• **WORK INSTRUCTIONS**
Give only the number of lines in the data that include the string "title".

Records from a dataset:
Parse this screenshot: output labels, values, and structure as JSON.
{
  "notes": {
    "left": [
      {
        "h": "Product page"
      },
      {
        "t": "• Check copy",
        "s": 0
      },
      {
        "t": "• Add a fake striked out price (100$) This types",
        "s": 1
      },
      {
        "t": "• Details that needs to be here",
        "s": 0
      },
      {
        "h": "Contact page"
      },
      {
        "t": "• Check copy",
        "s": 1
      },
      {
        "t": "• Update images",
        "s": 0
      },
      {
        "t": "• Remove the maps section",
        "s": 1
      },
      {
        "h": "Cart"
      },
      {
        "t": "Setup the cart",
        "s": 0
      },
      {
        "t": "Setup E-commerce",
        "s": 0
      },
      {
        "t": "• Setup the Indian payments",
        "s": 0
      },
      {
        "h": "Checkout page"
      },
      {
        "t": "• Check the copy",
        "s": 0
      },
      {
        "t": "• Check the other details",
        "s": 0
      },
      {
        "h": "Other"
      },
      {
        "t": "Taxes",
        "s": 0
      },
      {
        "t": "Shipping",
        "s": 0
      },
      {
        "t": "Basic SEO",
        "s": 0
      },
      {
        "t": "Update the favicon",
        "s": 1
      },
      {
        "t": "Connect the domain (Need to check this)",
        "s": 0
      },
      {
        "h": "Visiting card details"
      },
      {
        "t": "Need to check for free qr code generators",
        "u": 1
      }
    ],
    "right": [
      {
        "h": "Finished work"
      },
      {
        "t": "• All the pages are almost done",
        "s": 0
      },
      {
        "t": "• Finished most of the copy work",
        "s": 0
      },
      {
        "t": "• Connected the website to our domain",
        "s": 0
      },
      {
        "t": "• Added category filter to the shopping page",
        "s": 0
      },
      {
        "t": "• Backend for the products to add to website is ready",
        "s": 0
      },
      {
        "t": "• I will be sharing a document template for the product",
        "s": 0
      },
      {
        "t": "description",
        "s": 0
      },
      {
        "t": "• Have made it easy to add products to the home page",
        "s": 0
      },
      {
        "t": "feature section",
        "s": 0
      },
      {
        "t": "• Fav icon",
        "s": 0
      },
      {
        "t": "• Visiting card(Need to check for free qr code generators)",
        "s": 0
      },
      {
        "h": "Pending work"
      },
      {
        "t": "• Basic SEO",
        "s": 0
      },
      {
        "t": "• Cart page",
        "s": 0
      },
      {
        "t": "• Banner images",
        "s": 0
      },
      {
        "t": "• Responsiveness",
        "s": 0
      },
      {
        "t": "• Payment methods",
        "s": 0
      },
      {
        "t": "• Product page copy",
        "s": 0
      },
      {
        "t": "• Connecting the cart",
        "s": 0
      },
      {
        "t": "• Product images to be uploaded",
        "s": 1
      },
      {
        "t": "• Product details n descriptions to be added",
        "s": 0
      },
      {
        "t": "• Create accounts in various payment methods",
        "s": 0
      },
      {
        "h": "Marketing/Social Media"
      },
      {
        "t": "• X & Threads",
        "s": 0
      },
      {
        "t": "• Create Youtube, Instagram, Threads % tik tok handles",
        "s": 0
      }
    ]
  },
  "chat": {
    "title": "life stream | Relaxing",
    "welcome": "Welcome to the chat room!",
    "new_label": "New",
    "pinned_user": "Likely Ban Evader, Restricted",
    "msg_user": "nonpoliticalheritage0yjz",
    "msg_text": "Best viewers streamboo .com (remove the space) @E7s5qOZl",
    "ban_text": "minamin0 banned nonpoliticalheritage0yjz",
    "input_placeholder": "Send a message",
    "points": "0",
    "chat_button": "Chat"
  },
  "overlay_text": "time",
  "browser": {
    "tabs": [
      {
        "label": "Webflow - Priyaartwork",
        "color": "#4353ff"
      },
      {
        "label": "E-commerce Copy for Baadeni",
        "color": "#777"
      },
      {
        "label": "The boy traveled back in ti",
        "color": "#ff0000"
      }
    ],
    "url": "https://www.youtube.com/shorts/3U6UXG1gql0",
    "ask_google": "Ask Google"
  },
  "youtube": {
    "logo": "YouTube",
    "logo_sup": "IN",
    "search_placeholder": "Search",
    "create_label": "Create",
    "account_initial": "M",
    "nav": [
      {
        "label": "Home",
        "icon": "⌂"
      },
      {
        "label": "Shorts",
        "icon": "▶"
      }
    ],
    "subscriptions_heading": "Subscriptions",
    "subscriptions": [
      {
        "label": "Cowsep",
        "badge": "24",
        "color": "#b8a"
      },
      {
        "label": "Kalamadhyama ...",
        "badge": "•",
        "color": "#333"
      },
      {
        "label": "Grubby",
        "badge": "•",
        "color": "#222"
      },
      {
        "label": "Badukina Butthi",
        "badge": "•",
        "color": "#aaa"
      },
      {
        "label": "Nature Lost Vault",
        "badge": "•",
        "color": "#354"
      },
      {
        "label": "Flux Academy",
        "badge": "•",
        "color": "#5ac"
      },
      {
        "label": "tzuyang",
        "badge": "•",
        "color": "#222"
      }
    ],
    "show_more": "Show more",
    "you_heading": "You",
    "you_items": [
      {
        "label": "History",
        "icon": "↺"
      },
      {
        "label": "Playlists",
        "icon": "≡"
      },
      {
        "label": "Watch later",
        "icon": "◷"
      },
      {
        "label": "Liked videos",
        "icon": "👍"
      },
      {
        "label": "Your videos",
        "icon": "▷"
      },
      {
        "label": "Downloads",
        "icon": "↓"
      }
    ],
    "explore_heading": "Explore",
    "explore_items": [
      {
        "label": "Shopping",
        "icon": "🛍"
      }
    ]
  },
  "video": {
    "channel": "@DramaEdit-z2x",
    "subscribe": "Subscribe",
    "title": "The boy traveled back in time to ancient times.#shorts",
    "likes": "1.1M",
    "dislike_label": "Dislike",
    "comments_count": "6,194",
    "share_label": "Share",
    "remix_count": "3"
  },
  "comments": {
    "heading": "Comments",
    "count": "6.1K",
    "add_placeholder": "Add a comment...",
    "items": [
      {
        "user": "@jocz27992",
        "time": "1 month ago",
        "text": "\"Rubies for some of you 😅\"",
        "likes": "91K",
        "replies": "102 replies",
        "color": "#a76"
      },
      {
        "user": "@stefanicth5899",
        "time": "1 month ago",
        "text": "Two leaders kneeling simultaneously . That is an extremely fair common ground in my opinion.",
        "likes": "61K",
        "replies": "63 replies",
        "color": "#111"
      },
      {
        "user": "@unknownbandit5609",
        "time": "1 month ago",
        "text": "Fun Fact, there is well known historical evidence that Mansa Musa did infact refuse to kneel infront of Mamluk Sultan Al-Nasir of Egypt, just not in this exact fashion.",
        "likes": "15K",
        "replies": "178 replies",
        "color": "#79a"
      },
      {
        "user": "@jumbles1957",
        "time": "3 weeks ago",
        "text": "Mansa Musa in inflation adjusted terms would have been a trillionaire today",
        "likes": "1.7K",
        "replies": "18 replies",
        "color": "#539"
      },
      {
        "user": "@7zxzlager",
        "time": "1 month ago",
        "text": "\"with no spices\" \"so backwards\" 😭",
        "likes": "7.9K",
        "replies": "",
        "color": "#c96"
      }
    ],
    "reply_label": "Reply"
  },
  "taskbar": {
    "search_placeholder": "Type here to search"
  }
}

• **EXERCISE SOLUTION**
2